-- start Information shown --

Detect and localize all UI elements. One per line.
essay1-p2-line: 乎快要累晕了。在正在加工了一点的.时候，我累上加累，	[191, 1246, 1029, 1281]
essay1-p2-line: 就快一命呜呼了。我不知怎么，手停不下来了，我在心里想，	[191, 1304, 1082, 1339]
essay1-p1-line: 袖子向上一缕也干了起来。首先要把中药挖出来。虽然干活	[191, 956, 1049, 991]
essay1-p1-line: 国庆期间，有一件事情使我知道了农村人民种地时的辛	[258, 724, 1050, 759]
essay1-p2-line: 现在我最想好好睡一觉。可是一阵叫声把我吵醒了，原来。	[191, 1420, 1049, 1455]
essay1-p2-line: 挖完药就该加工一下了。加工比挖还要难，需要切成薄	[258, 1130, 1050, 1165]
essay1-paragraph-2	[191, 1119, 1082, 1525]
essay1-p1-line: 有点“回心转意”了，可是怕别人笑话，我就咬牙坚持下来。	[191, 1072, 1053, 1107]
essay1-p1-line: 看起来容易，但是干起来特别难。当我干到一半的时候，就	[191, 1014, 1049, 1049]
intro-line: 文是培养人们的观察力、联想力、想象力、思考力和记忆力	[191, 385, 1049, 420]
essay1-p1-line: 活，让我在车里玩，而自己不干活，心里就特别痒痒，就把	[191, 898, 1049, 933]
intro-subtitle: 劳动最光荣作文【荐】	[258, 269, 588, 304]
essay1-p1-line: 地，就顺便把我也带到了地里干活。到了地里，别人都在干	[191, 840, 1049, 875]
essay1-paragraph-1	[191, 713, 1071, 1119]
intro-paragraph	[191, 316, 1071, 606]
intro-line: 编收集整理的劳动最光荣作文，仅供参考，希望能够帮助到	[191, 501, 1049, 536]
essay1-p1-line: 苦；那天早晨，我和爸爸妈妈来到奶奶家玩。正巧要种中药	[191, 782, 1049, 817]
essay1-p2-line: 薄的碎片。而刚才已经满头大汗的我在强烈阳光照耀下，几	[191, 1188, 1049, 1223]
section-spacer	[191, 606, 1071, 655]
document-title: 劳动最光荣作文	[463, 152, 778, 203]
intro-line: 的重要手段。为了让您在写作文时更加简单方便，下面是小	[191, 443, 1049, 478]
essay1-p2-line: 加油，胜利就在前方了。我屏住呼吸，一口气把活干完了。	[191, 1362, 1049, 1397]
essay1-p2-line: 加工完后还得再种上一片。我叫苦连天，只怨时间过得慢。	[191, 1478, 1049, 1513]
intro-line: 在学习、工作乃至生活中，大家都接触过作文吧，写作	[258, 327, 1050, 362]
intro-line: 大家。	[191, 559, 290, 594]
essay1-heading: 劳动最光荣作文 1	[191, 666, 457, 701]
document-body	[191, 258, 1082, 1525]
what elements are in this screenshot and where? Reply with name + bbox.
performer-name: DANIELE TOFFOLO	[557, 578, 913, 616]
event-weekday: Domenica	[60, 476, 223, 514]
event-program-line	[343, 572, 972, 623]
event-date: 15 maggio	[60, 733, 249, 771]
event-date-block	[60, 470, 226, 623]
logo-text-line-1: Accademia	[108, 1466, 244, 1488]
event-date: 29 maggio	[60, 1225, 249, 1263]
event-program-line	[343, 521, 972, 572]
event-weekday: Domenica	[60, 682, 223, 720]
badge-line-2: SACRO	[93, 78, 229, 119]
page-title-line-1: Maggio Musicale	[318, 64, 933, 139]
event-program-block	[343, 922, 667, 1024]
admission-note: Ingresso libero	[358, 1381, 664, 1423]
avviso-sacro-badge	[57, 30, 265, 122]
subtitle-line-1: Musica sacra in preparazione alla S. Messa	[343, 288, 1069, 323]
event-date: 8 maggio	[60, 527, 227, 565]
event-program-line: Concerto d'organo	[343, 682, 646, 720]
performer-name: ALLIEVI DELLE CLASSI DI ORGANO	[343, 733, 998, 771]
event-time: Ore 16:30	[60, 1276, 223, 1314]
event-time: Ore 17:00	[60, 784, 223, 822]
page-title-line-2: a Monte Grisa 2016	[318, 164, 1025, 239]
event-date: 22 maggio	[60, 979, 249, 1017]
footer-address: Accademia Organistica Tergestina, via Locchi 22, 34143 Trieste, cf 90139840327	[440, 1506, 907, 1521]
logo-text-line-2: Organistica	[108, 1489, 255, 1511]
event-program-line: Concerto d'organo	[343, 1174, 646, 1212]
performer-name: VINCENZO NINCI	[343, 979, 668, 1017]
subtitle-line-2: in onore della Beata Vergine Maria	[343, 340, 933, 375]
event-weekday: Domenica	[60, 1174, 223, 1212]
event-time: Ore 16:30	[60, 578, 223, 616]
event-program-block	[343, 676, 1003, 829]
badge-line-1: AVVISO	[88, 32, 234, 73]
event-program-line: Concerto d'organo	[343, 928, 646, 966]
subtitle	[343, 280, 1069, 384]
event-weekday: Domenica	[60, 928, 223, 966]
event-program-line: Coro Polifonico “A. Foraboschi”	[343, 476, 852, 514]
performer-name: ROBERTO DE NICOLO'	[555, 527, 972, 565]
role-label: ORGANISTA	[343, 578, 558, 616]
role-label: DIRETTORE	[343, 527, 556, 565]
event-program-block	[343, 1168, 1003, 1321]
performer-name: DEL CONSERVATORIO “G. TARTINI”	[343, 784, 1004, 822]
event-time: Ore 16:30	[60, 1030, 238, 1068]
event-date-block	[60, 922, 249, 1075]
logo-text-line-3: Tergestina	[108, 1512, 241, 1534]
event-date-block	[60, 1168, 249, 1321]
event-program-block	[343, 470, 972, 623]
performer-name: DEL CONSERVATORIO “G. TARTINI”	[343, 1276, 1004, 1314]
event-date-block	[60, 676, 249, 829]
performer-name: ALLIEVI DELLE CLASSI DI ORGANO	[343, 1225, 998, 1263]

-- end Information shown --

Job: Copy all of the material above line for line, changing nothing.

Solution:
Detect and localize all UI elements. One per line.
essay1-p2-line: 乎快要累晕了。在正在加工了一点的.时候，我累上加累，	[191, 1246, 1029, 1281]
essay1-p2-line: 就快一命呜呼了。我不知怎么，手停不下来了，我在心里想，	[191, 1304, 1082, 1339]
essay1-p1-line: 袖子向上一缕也干了起来。首先要把中药挖出来。虽然干活	[191, 956, 1049, 991]
essay1-p1-line: 国庆期间，有一件事情使我知道了农村人民种地时的辛	[258, 724, 1050, 759]
essay1-p2-line: 现在我最想好好睡一觉。可是一阵叫声把我吵醒了，原来。	[191, 1420, 1049, 1455]
essay1-p2-line: 挖完药就该加工一下了。加工比挖还要难，需要切成薄	[258, 1130, 1050, 1165]
essay1-paragraph-2	[191, 1119, 1082, 1525]
essay1-p1-line: 有点“回心转意”了，可是怕别人笑话，我就咬牙坚持下来。	[191, 1072, 1053, 1107]
essay1-p1-line: 看起来容易，但是干起来特别难。当我干到一半的时候，就	[191, 1014, 1049, 1049]
intro-line: 文是培养人们的观察力、联想力、想象力、思考力和记忆力	[191, 385, 1049, 420]
essay1-p1-line: 活，让我在车里玩，而自己不干活，心里就特别痒痒，就把	[191, 898, 1049, 933]
intro-subtitle: 劳动最光荣作文【荐】	[258, 269, 588, 304]
essay1-p1-line: 地，就顺便把我也带到了地里干活。到了地里，别人都在干	[191, 840, 1049, 875]
essay1-paragraph-1	[191, 713, 1071, 1119]
intro-paragraph	[191, 316, 1071, 606]
intro-line: 编收集整理的劳动最光荣作文，仅供参考，希望能够帮助到	[191, 501, 1049, 536]
essay1-p1-line: 苦；那天早晨，我和爸爸妈妈来到奶奶家玩。正巧要种中药	[191, 782, 1049, 817]
essay1-p2-line: 薄的碎片。而刚才已经满头大汗的我在强烈阳光照耀下，几	[191, 1188, 1049, 1223]
section-spacer	[191, 606, 1071, 655]
document-title: 劳动最光荣作文	[463, 152, 778, 203]
intro-line: 的重要手段。为了让您在写作文时更加简单方便，下面是小	[191, 443, 1049, 478]
essay1-p2-line: 加油，胜利就在前方了。我屏住呼吸，一口气把活干完了。	[191, 1362, 1049, 1397]
essay1-p2-line: 加工完后还得再种上一片。我叫苦连天，只怨时间过得慢。	[191, 1478, 1049, 1513]
intro-line: 在学习、工作乃至生活中，大家都接触过作文吧，写作	[258, 327, 1050, 362]
intro-line: 大家。	[191, 559, 290, 594]
essay1-heading: 劳动最光荣作文 1	[191, 666, 457, 701]
document-body	[191, 258, 1082, 1525]
what elements are in this screenshot and where? Reply with name + bbox.
performer-name: DANIELE TOFFOLO	[557, 578, 913, 616]
event-weekday: Domenica	[60, 476, 223, 514]
event-program-line	[343, 572, 972, 623]
event-date: 15 maggio	[60, 733, 249, 771]
event-date-block	[60, 470, 226, 623]
logo-text-line-1: Accademia	[108, 1466, 244, 1488]
event-date: 29 maggio	[60, 1225, 249, 1263]
event-program-line	[343, 521, 972, 572]
event-weekday: Domenica	[60, 682, 223, 720]
badge-line-2: SACRO	[93, 78, 229, 119]
page-title-line-1: Maggio Musicale	[318, 64, 933, 139]
event-program-block	[343, 922, 667, 1024]
admission-note: Ingresso libero	[358, 1381, 664, 1423]
avviso-sacro-badge	[57, 30, 265, 122]
subtitle-line-1: Musica sacra in preparazione alla S. Messa	[343, 288, 1069, 323]
event-date: 8 maggio	[60, 527, 227, 565]
event-program-line: Concerto d'organo	[343, 682, 646, 720]
performer-name: ALLIEVI DELLE CLASSI DI ORGANO	[343, 733, 998, 771]
event-time: Ore 16:30	[60, 1276, 223, 1314]
event-time: Ore 17:00	[60, 784, 223, 822]
page-title-line-2: a Monte Grisa 2016	[318, 164, 1025, 239]
event-date: 22 maggio	[60, 979, 249, 1017]
footer-address: Accademia Organistica Tergestina, via Locchi 22, 34143 Trieste, cf 90139840327	[440, 1506, 907, 1521]
logo-text-line-2: Organistica	[108, 1489, 255, 1511]
event-program-line: Concerto d'organo	[343, 1174, 646, 1212]
performer-name: VINCENZO NINCI	[343, 979, 668, 1017]
subtitle-line-2: in onore della Beata Vergine Maria	[343, 340, 933, 375]
event-weekday: Domenica	[60, 1174, 223, 1212]
event-time: Ore 16:30	[60, 578, 223, 616]
event-program-block	[343, 676, 1003, 829]
badge-line-1: AVVISO	[88, 32, 234, 73]
event-program-line: Concerto d'organo	[343, 928, 646, 966]
subtitle	[343, 280, 1069, 384]
event-weekday: Domenica	[60, 928, 223, 966]
event-program-line: Coro Polifonico “A. Foraboschi”	[343, 476, 852, 514]
performer-name: ROBERTO DE NICOLO'	[555, 527, 972, 565]
role-label: ORGANISTA	[343, 578, 558, 616]
role-label: DIRETTORE	[343, 527, 556, 565]
event-program-block	[343, 1168, 1003, 1321]
performer-name: DEL CONSERVATORIO “G. TARTINI”	[343, 784, 1004, 822]
event-time: Ore 16:30	[60, 1030, 238, 1068]
event-date-block	[60, 922, 249, 1075]
logo-text-line-3: Tergestina	[108, 1512, 241, 1534]
event-date-block	[60, 1168, 249, 1321]
event-program-block	[343, 470, 972, 623]
performer-name: DEL CONSERVATORIO “G. TARTINI”	[343, 1276, 1004, 1314]
event-date-block	[60, 676, 249, 829]
performer-name: ALLIEVI DELLE CLASSI DI ORGANO	[343, 1225, 998, 1263]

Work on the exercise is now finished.